**Exercise prompt:** Lift every line from the entries that includes the word "barwie".

Stored records

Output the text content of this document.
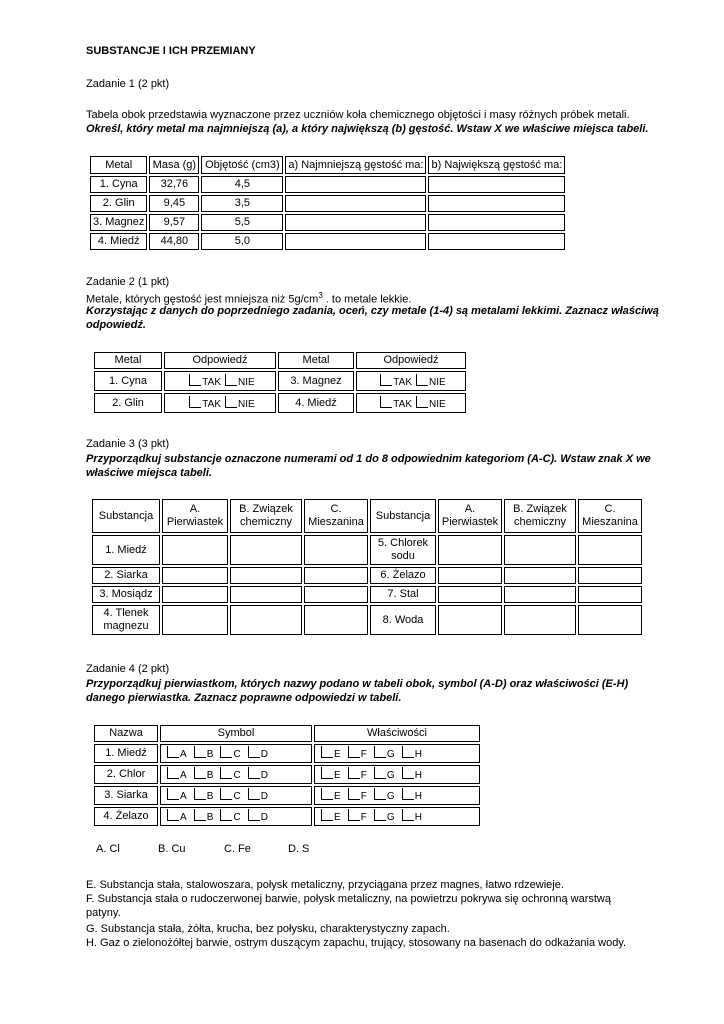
SUBSTANCJE I ICH PRZEMIANY
Zadanie 1 (2 pkt)
Tabela obok przedstawia wyznaczone przez uczniów koła chemicznego objętości i masy różnych próbek metali.
Określ, który metal ma najmniejszą (a), a który największą (b) gęstość. Wstaw X we właściwe miejsca tabeli.
Metal	Masa (g)	Objętość (cm3)	a) Najmniejszą gęstość ma:	b) Największą gęstość ma:
1. Cyna	32,76	4,5		
2. Glin	9,45	3,5		
3. Magnez	9,57	5,5		
4. Miedź	44,80	5,0		
Zadanie 2 (1 pkt)
Metale, których gęstość jest mniejsza niż $5g/cm^3$ . to metale lekkie.
Korzystając z danych do poprzedniego zadania, oceń, czy metale (1-4) są metalami lekkimi. Zaznacz właściwą
odpowiedź.
Metal	Odpowiedź	Metal	Odpowiedź
1. Cyna	TAK NIE	3. Magnez	TAK NIE
2. Glin	TAK NIE	4. Miedź	TAK NIE
Zadanie 3 (3 pkt)
Przyporządkuj substancje oznaczone numerami od 1 do 8 odpowiednim kategoriom (A-C). Wstaw znak X we
właściwe miejsca tabeli.
Substancja	A. Pierwiastek	B. Związek chemiczny	C. Mieszanina	Substancja	A. Pierwiastek	B. Związek chemiczny	C. Mieszanina
1. Miedź				5. Chlorek sodu			
2. Siarka				6. Żelazo			
3. Mosiądz				7. Stal			
4. Tlenek magnezu				8. Woda			
Zadanie 4 (2 pkt)
Przyporządkuj pierwiastkom, których nazwy podano w tabeli obok, symbol (A-D) oraz właściwości (E-H)
danego pierwiastka. Zaznacz poprawne odpowiedzi w tabeli.
Nazwa	Symbol	Właściwości
1. Miedź	A B C D	E F G H
2. Chlor	A B C D	E F G H
3. Siarka	A B C D	E F G H
4. Żelazo	A B C D	E F G H
A. Cl	B. Cu	C. Fe	D. S
E. Substancja stała, stalowoszara, połysk metaliczny, przyciągana przez magnes, łatwo rdzewieje.
F. Substancja stała o rudoczerwonej barwie, połysk metaliczny, na powietrzu pokrywa się ochronną warstwą patyny.
G. Substancja stała, żółta, krucha, bez połysku, charakterystyczny zapach.
H. Gaz o zielonożółtej barwie, ostrym duszącym zapachu, trujący, stosowany na basenach do odkażania wody.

**Written reply:**
F. Substancja stała o rudoczerwonej barwie, połysk metaliczny, na powietrzu pokrywa się ochronną warstwą patyny.
H. Gaz o zielonożółtej barwie, ostrym duszącym zapachu, trujący, stosowany na basenach do odkażania wody.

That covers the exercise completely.